Records from a dataset
================

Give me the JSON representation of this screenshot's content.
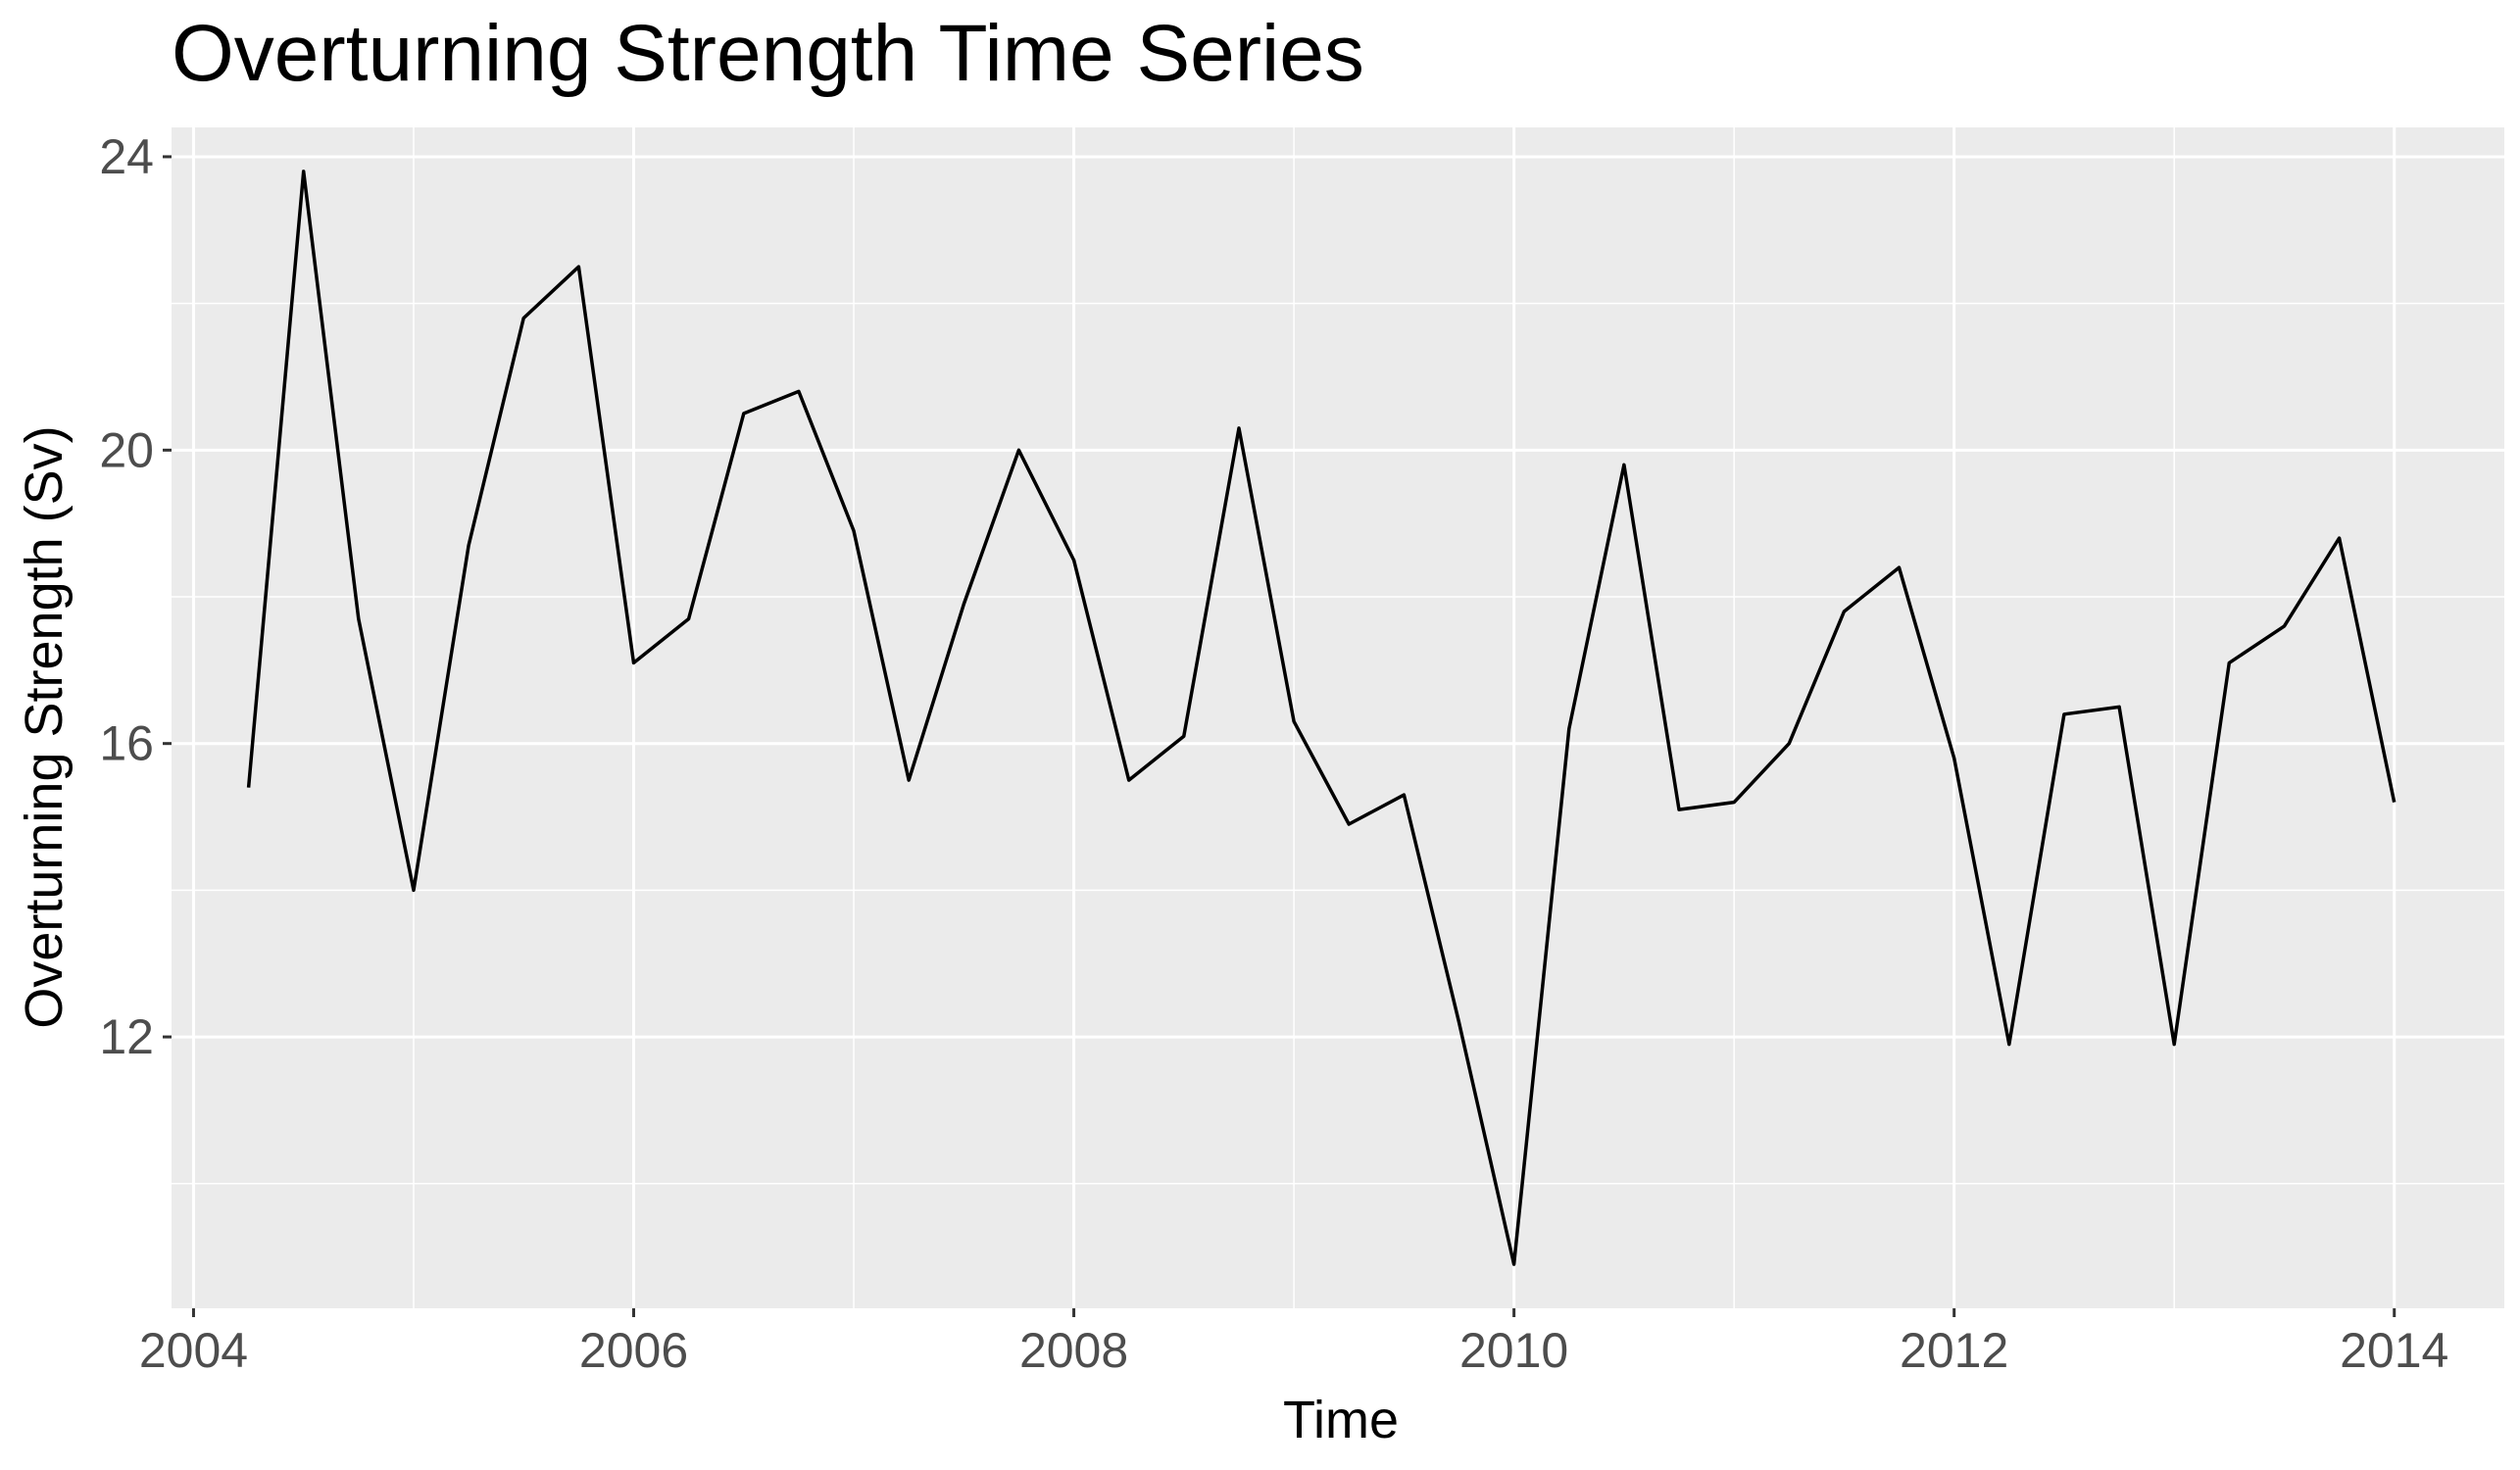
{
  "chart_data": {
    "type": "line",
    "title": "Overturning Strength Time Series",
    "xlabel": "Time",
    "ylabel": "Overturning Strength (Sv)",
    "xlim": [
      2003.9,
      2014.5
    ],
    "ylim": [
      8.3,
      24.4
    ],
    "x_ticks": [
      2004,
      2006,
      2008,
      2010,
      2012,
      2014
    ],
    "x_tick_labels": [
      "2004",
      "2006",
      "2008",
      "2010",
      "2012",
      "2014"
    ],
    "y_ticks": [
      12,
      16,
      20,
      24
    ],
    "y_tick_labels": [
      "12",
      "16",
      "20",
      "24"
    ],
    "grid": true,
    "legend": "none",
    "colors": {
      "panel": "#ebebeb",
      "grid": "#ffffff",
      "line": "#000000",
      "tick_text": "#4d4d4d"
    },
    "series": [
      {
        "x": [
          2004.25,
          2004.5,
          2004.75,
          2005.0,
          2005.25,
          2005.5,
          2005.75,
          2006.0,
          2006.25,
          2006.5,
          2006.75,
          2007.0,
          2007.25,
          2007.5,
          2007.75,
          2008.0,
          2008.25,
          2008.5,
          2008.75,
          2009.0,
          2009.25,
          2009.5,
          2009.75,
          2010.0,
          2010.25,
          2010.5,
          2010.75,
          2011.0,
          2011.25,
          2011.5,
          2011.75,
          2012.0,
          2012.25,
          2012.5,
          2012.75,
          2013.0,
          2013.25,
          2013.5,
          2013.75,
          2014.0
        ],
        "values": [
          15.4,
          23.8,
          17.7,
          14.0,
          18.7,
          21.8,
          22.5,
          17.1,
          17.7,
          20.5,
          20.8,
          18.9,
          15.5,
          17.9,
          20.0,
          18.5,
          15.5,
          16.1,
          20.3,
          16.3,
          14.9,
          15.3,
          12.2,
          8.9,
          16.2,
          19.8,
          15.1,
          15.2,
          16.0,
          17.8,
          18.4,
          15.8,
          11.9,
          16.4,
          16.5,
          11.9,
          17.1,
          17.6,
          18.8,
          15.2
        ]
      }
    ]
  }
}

================

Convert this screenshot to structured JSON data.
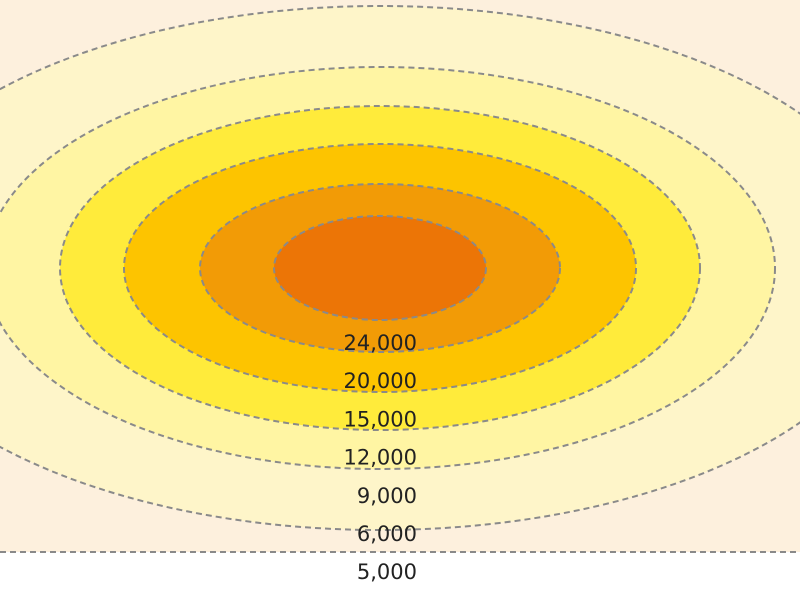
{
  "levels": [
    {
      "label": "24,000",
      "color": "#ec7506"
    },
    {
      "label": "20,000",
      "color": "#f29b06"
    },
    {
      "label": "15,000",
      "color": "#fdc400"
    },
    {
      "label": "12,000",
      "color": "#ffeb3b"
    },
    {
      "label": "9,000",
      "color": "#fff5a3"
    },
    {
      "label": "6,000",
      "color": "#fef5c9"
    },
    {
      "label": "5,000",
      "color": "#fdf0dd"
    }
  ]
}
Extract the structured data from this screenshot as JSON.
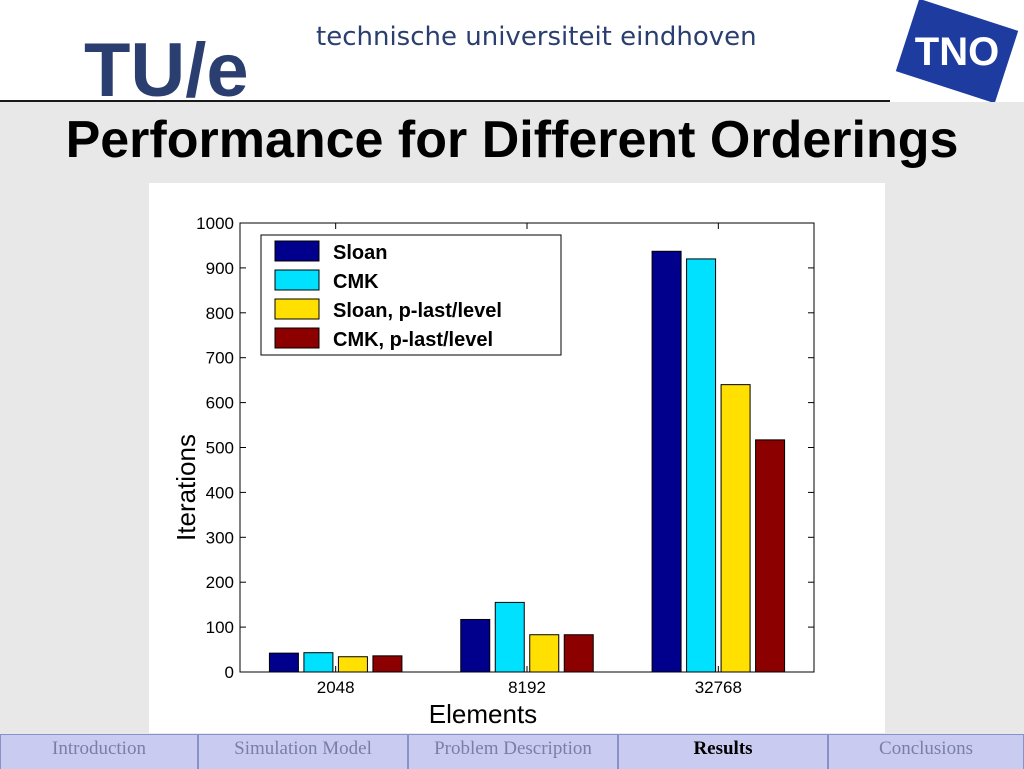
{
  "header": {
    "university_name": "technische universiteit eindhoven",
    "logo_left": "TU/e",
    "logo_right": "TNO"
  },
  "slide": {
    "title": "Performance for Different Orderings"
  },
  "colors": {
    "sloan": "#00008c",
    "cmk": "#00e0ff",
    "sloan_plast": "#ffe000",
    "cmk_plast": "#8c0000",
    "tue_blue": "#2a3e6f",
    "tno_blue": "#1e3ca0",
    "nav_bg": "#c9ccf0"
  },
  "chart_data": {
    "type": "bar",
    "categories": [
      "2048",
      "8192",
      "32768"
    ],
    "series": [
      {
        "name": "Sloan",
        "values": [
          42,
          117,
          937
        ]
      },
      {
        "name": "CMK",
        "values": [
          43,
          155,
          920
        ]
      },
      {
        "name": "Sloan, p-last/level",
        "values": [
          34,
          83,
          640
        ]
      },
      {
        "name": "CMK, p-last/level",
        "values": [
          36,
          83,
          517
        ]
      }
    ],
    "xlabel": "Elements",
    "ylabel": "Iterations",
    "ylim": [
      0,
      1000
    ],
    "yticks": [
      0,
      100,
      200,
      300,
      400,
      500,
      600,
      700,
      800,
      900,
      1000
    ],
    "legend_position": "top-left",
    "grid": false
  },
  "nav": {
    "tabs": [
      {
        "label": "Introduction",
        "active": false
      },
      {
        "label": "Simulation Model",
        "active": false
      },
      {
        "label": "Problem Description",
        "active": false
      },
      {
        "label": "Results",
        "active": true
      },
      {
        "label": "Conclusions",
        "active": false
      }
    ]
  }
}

================

AIM:
Check each line of the data above for the word "ylabel" and say how many lines have it. Give the number alone.

OUTPUT BELOW:
2